DATA SHOWN
((

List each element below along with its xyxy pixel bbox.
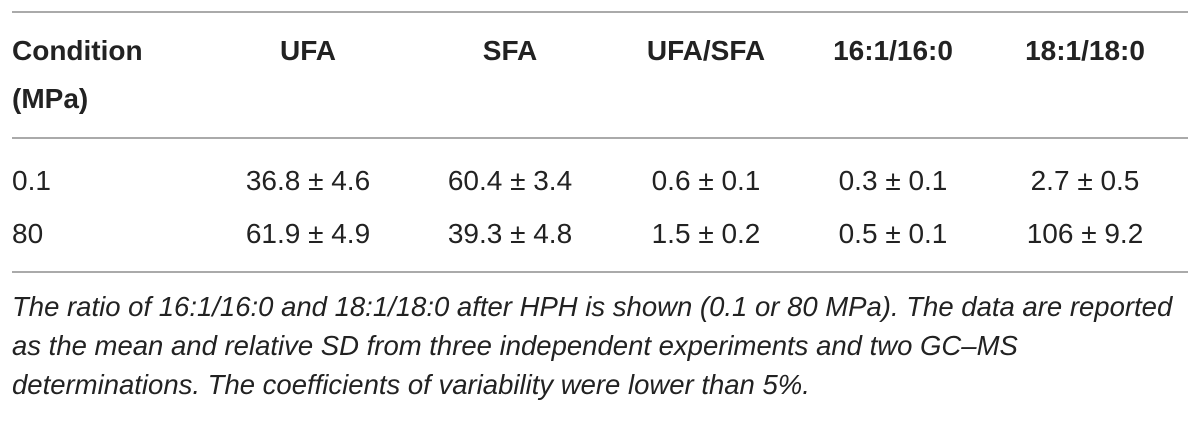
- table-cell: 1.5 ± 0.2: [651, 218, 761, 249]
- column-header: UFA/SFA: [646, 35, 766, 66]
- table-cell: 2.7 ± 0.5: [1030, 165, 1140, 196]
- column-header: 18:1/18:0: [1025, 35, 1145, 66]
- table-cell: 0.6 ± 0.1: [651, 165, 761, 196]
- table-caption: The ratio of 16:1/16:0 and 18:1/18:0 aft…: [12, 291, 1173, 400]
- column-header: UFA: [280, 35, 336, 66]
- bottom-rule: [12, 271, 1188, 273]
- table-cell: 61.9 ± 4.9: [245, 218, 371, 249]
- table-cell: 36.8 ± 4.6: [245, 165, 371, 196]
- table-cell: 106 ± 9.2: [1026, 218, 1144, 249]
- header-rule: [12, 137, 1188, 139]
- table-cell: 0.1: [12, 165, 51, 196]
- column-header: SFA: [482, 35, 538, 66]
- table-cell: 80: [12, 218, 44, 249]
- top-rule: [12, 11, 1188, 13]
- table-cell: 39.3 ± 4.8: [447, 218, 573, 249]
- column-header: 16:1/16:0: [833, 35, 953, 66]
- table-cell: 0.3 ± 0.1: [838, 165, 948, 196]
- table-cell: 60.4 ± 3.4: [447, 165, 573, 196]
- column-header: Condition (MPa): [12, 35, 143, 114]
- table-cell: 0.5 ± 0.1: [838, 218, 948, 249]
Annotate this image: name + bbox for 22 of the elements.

))

WORK TO BE COMPLETED
Convert all the data above into a JSON list of strings, one string per line, with blank lines dropped. Leave any pictures out of the list.

SOLUTION FOR THIS TASK
[
  "List each element below along with its xyxy pixel bbox.",
  "- table-cell: 1.5 ± 0.2: [651, 218, 761, 249]",
  "- column-header: UFA/SFA: [646, 35, 766, 66]",
  "- table-cell: 2.7 ± 0.5: [1030, 165, 1140, 196]",
  "- column-header: 18:1/18:0: [1025, 35, 1145, 66]",
  "- table-cell: 0.6 ± 0.1: [651, 165, 761, 196]",
  "- table-caption: The ratio of 16:1/16:0 and 18:1/18:0 aft…: [12, 291, 1173, 400]",
  "- column-header: UFA: [280, 35, 336, 66]",
  "- bottom-rule: [12, 271, 1188, 273]",
  "- table-cell: 61.9 ± 4.9: [245, 218, 371, 249]",
  "- table-cell: 36.8 ± 4.6: [245, 165, 371, 196]",
  "- table-cell: 106 ± 9.2: [1026, 218, 1144, 249]",
  "- header-rule: [12, 137, 1188, 139]",
  "- table-cell: 0.1: [12, 165, 51, 196]",
  "- column-header: SFA: [482, 35, 538, 66]",
  "- table-cell: 80: [12, 218, 44, 249]",
  "- top-rule: [12, 11, 1188, 13]",
  "- table-cell: 39.3 ± 4.8: [447, 218, 573, 249]",
  "- column-header: 16:1/16:0: [833, 35, 953, 66]",
  "- table-cell: 0.3 ± 0.1: [838, 165, 948, 196]",
  "- table-cell: 60.4 ± 3.4: [447, 165, 573, 196]",
  "- column-header: Condition (MPa): [12, 35, 143, 114]",
  "- table-cell: 0.5 ± 0.1: [838, 218, 948, 249]",
  "Annotate this image: name + bbox for 22 of the elements."
]